● Given task
Select and copy out every line in the records containing "this".

● Listing
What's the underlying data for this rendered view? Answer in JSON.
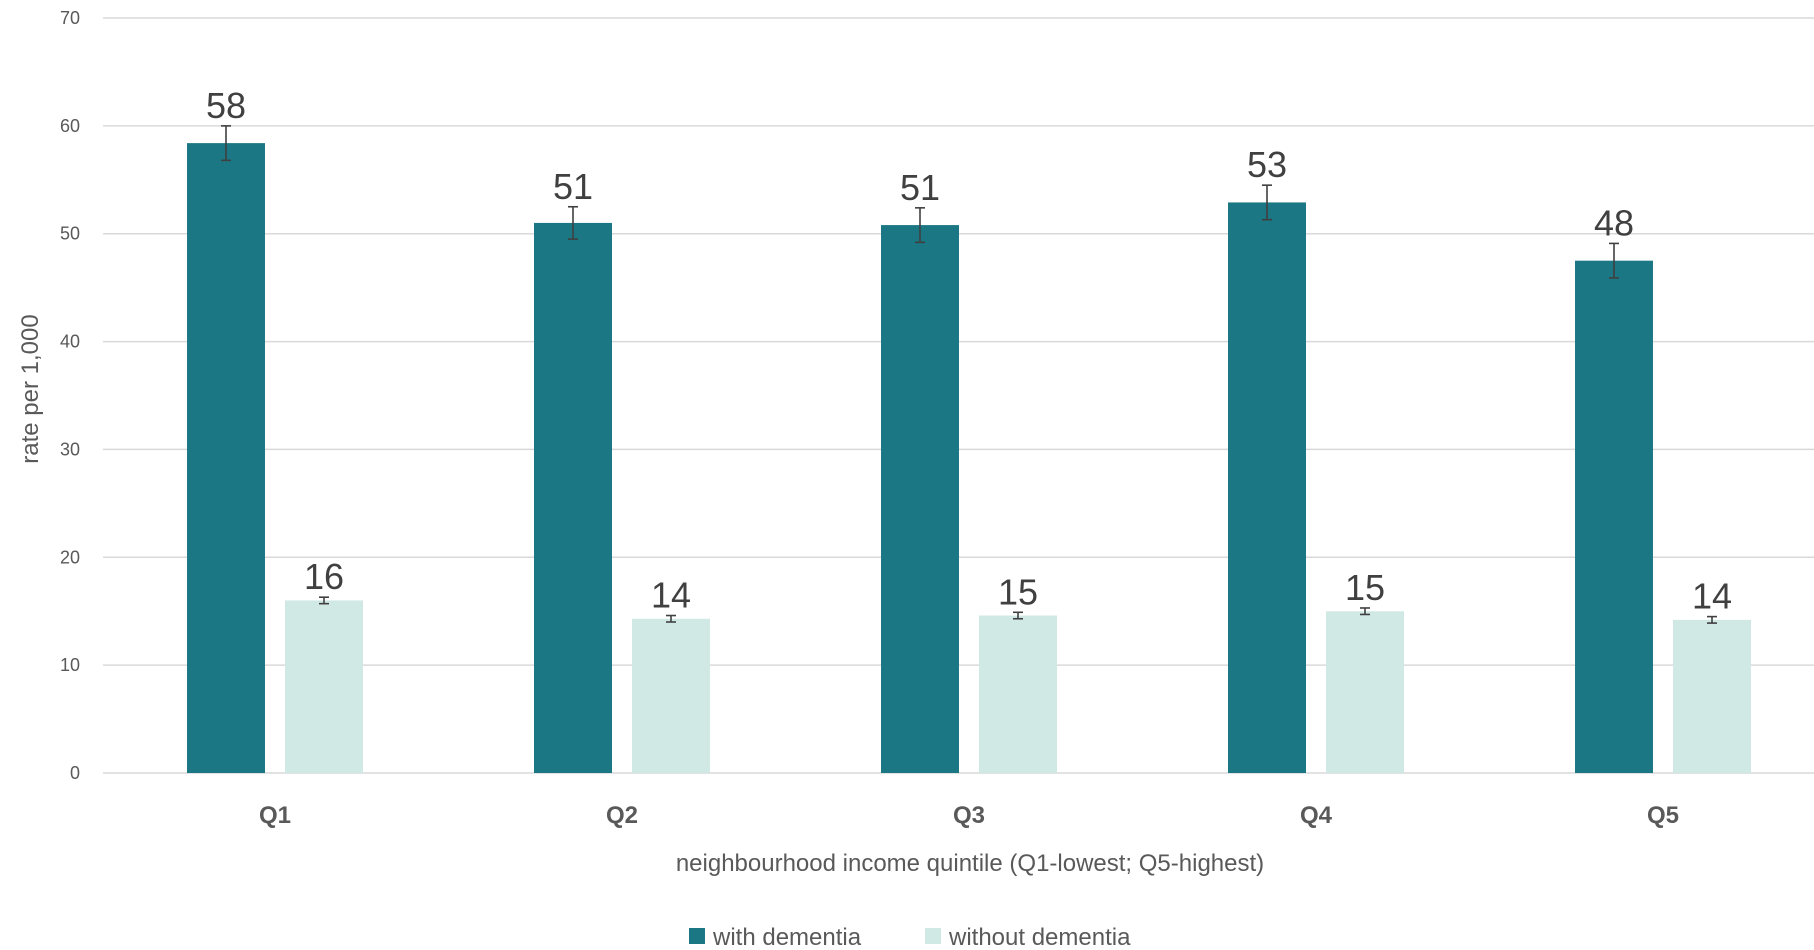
{
  "chart_data": {
    "type": "bar",
    "categories": [
      "Q1",
      "Q2",
      "Q3",
      "Q4",
      "Q5"
    ],
    "series": [
      {
        "name": "with dementia",
        "color": "#1a7783",
        "values": [
          58.4,
          51.0,
          50.8,
          52.9,
          47.5
        ],
        "labels": [
          "58",
          "51",
          "51",
          "53",
          "48"
        ],
        "error_low": [
          56.8,
          49.5,
          49.2,
          51.3,
          45.9
        ],
        "error_high": [
          60.0,
          52.5,
          52.4,
          54.5,
          49.1
        ]
      },
      {
        "name": "without dementia",
        "color": "#d1e9e5",
        "values": [
          16.0,
          14.3,
          14.6,
          15.0,
          14.2
        ],
        "labels": [
          "16",
          "14",
          "15",
          "15",
          "14"
        ],
        "error_low": [
          15.7,
          14.0,
          14.3,
          14.7,
          13.9
        ],
        "error_high": [
          16.3,
          14.6,
          14.9,
          15.3,
          14.5
        ]
      }
    ],
    "xlabel": "neighbourhood income quintile (Q1-lowest; Q5-highest)",
    "ylabel": "rate per 1,000",
    "ylim": [
      0,
      70
    ],
    "yticks": [
      "0",
      "10",
      "20",
      "30",
      "40",
      "50",
      "60",
      "70"
    ],
    "grid": true,
    "legend_position": "bottom-center",
    "error_bars": true
  }
}
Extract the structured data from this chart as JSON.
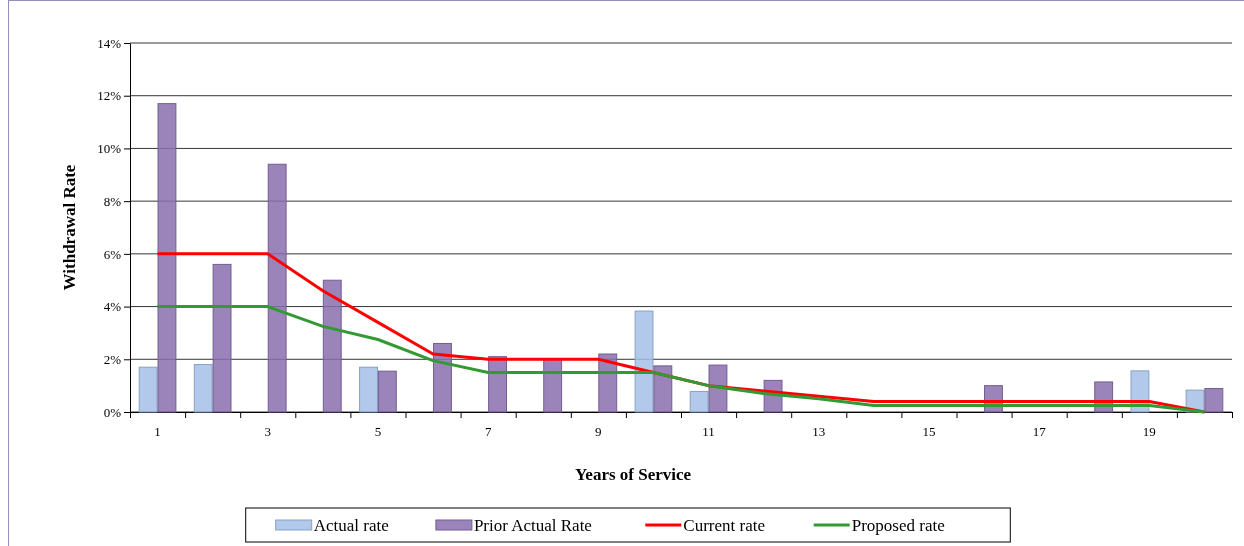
{
  "chart_data": {
    "type": "bar",
    "xlabel": "Years of Service",
    "ylabel": "Withdrawal Rate",
    "categories": [
      "1",
      null,
      "3",
      null,
      "5",
      null,
      "7",
      null,
      "9",
      null,
      "11",
      null,
      "13",
      null,
      "15",
      null,
      "17",
      null,
      "19",
      null
    ],
    "series": [
      {
        "name": "Actual rate",
        "color": "#a4bfe8",
        "values": [
          1.7,
          1.8,
          0,
          0,
          1.7,
          0,
          0,
          0,
          0,
          3.83,
          0.78,
          0,
          0,
          0,
          0,
          0,
          0,
          0,
          1.56,
          0.83
        ]
      },
      {
        "name": "Prior Actual Rate",
        "color": "#8a6fae",
        "values": [
          11.7,
          5.6,
          9.4,
          5.0,
          1.55,
          2.6,
          2.1,
          2.0,
          2.2,
          1.75,
          1.78,
          1.2,
          0,
          0,
          0,
          1.0,
          0,
          1.14,
          0,
          0.89
        ]
      },
      {
        "name": "Current rate",
        "type": "line",
        "color": "#ff0000",
        "values": [
          6,
          6,
          6,
          4.6,
          3.4,
          2.2,
          2.0,
          2.0,
          2.0,
          1.5,
          1.0,
          0.8,
          0.6,
          0.4,
          0.4,
          0.4,
          0.4,
          0.4,
          0.4,
          0
        ]
      },
      {
        "name": "Proposed rate",
        "type": "line",
        "color": "#339933",
        "values": [
          4,
          4,
          4,
          3.25,
          2.75,
          1.95,
          1.5,
          1.5,
          1.5,
          1.5,
          1.0,
          0.7,
          0.5,
          0.25,
          0.25,
          0.25,
          0.25,
          0.25,
          0.25,
          0
        ]
      }
    ],
    "ylim": [
      0,
      14
    ],
    "yticks": [
      {
        "value": 0,
        "label": "0%"
      },
      {
        "value": 2,
        "label": "2%"
      },
      {
        "value": 4,
        "label": "4%"
      },
      {
        "value": 6,
        "label": "6%"
      },
      {
        "value": 8,
        "label": "8%"
      },
      {
        "value": 10,
        "label": "10%"
      },
      {
        "value": 12,
        "label": "12%"
      },
      {
        "value": 14,
        "label": "14%"
      }
    ],
    "grid": "y",
    "legend": "bottom",
    "marker": "none",
    "line_style": "solid"
  }
}
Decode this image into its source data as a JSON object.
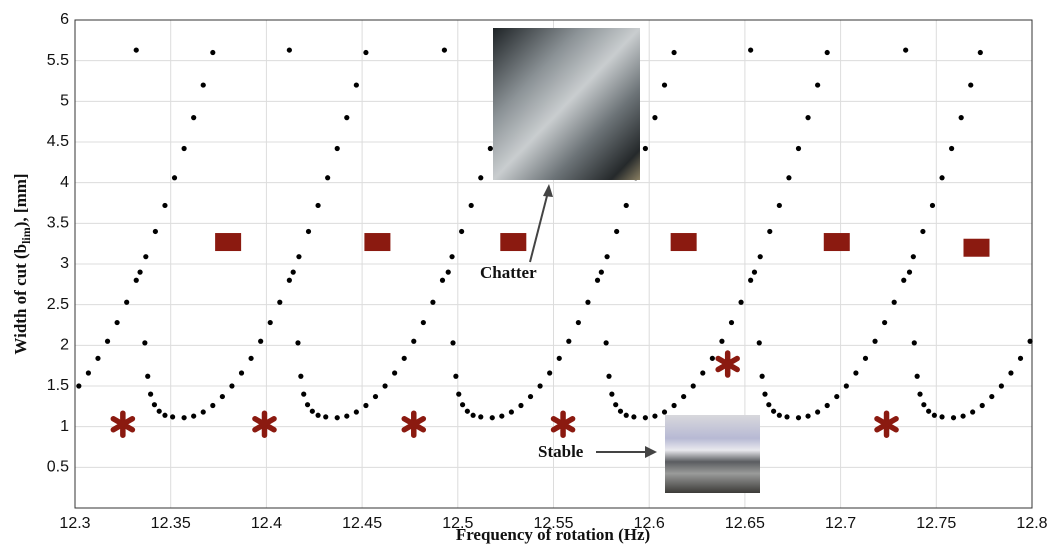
{
  "chart_data": {
    "type": "scatter",
    "x_label": "Frequency of rotation (Hz)",
    "y_label_parts": [
      "Width of cut (b",
      "lim",
      "), [mm]"
    ],
    "xlim": [
      12.3,
      12.8
    ],
    "xticks": [
      12.3,
      12.35,
      12.4,
      12.45,
      12.5,
      12.55,
      12.6,
      12.65,
      12.7,
      12.75,
      12.8
    ],
    "ylim": [
      0,
      6
    ],
    "yticks": [
      0.5,
      1,
      1.5,
      2,
      2.5,
      3,
      3.5,
      4,
      4.5,
      5,
      5.5,
      6
    ],
    "grid": true,
    "annotations": [
      "Chatter",
      "Stable"
    ],
    "series": [
      {
        "marker": "dot",
        "color": "#000000",
        "x": [
          12.302,
          12.307,
          12.312,
          12.317,
          12.322,
          12.327,
          12.332,
          12.337,
          12.342,
          12.347,
          12.352,
          12.357,
          12.362,
          12.367,
          12.372,
          12.332,
          12.334,
          12.3365,
          12.338,
          12.3395,
          12.3415,
          12.344,
          12.347,
          12.351,
          12.357,
          12.362,
          12.367,
          12.372,
          12.377,
          12.382,
          12.387,
          12.392,
          12.397,
          12.402,
          12.407,
          12.412,
          12.417,
          12.422,
          12.427,
          12.432,
          12.437,
          12.442,
          12.447,
          12.452,
          12.412,
          12.414,
          12.4165,
          12.418,
          12.4195,
          12.4215,
          12.424,
          12.427,
          12.431,
          12.437,
          12.442,
          12.447,
          12.452,
          12.457,
          12.462,
          12.467,
          12.472,
          12.477,
          12.482,
          12.487,
          12.492,
          12.497,
          12.502,
          12.507,
          12.512,
          12.517,
          12.522,
          12.527,
          12.532,
          12.493,
          12.495,
          12.4975,
          12.499,
          12.5005,
          12.5025,
          12.505,
          12.508,
          12.512,
          12.518,
          12.523,
          12.528,
          12.533,
          12.538,
          12.543,
          12.548,
          12.553,
          12.558,
          12.563,
          12.568,
          12.573,
          12.578,
          12.583,
          12.588,
          12.593,
          12.598,
          12.603,
          12.608,
          12.613,
          12.573,
          12.575,
          12.5775,
          12.579,
          12.5805,
          12.5825,
          12.585,
          12.588,
          12.592,
          12.598,
          12.603,
          12.608,
          12.613,
          12.618,
          12.623,
          12.628,
          12.633,
          12.638,
          12.643,
          12.648,
          12.653,
          12.658,
          12.663,
          12.668,
          12.673,
          12.678,
          12.683,
          12.688,
          12.693,
          12.653,
          12.655,
          12.6575,
          12.659,
          12.6605,
          12.6625,
          12.665,
          12.668,
          12.672,
          12.678,
          12.683,
          12.688,
          12.693,
          12.698,
          12.703,
          12.708,
          12.713,
          12.718,
          12.723,
          12.728,
          12.733,
          12.738,
          12.743,
          12.748,
          12.753,
          12.758,
          12.763,
          12.768,
          12.773,
          12.734,
          12.736,
          12.7385,
          12.74,
          12.7415,
          12.7435,
          12.746,
          12.749,
          12.753,
          12.759,
          12.764,
          12.769,
          12.774,
          12.779,
          12.784,
          12.789,
          12.794,
          12.799
        ],
        "values": [
          1.5,
          1.66,
          1.84,
          2.05,
          2.28,
          2.53,
          2.8,
          3.09,
          3.4,
          3.72,
          4.06,
          4.42,
          4.8,
          5.2,
          5.6,
          5.63,
          2.9,
          2.03,
          1.62,
          1.4,
          1.27,
          1.19,
          1.14,
          1.12,
          1.11,
          1.13,
          1.18,
          1.26,
          1.37,
          1.5,
          1.66,
          1.84,
          2.05,
          2.28,
          2.53,
          2.8,
          3.09,
          3.4,
          3.72,
          4.06,
          4.42,
          4.8,
          5.2,
          5.6,
          5.63,
          2.9,
          2.03,
          1.62,
          1.4,
          1.27,
          1.19,
          1.14,
          1.12,
          1.11,
          1.13,
          1.18,
          1.26,
          1.37,
          1.5,
          1.66,
          1.84,
          2.05,
          2.28,
          2.53,
          2.8,
          3.09,
          3.4,
          3.72,
          4.06,
          4.42,
          4.8,
          5.2,
          5.6,
          5.63,
          2.9,
          2.03,
          1.62,
          1.4,
          1.27,
          1.19,
          1.14,
          1.12,
          1.11,
          1.13,
          1.18,
          1.26,
          1.37,
          1.5,
          1.66,
          1.84,
          2.05,
          2.28,
          2.53,
          2.8,
          3.09,
          3.4,
          3.72,
          4.06,
          4.42,
          4.8,
          5.2,
          5.6,
          5.63,
          2.9,
          2.03,
          1.62,
          1.4,
          1.27,
          1.19,
          1.14,
          1.12,
          1.11,
          1.13,
          1.18,
          1.26,
          1.37,
          1.5,
          1.66,
          1.84,
          2.05,
          2.28,
          2.53,
          2.8,
          3.09,
          3.4,
          3.72,
          4.06,
          4.42,
          4.8,
          5.2,
          5.6,
          5.63,
          2.9,
          2.03,
          1.62,
          1.4,
          1.27,
          1.19,
          1.14,
          1.12,
          1.11,
          1.13,
          1.18,
          1.26,
          1.37,
          1.5,
          1.66,
          1.84,
          2.05,
          2.28,
          2.53,
          2.8,
          3.09,
          3.4,
          3.72,
          4.06,
          4.42,
          4.8,
          5.2,
          5.6,
          5.63,
          2.9,
          2.03,
          1.62,
          1.4,
          1.27,
          1.19,
          1.14,
          1.12,
          1.11,
          1.13,
          1.18,
          1.26,
          1.37,
          1.5,
          1.66,
          1.84,
          2.05
        ]
      },
      {
        "marker": "square",
        "color": "#8b1a10",
        "x": [
          12.38,
          12.458,
          12.529,
          12.618,
          12.698,
          12.771
        ],
        "values": [
          3.27,
          3.27,
          3.27,
          3.27,
          3.27,
          3.2
        ]
      },
      {
        "marker": "asterisk",
        "color": "#8b1a10",
        "x": [
          12.325,
          12.399,
          12.477,
          12.555,
          12.641,
          12.724
        ],
        "values": [
          1.03,
          1.03,
          1.03,
          1.03,
          1.77,
          1.03
        ]
      }
    ]
  }
}
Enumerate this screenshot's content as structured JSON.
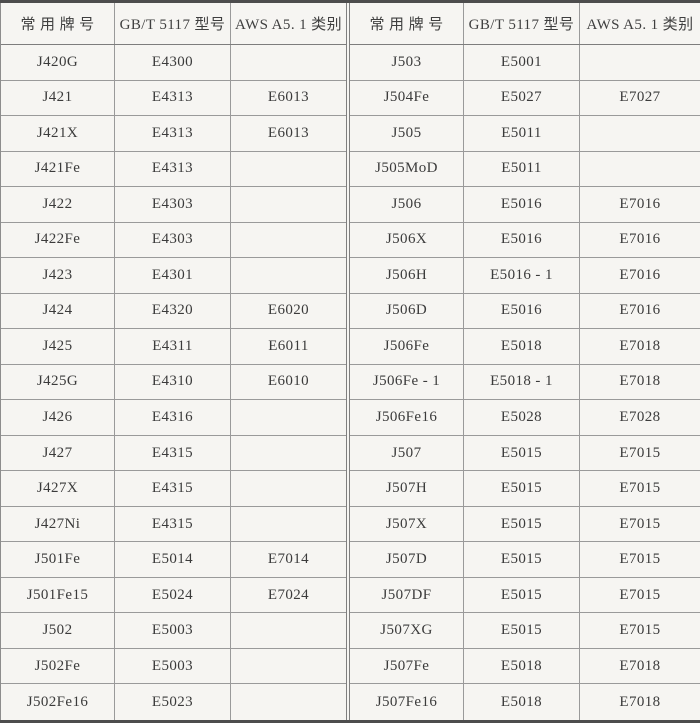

● Complete response
What's the underlying data for this rendered view? Answer in JSON.
Extract the structured data from this chart as JSON.
Decode this image into its source data as a JSON object.
Enumerate this screenshot's content as structured JSON.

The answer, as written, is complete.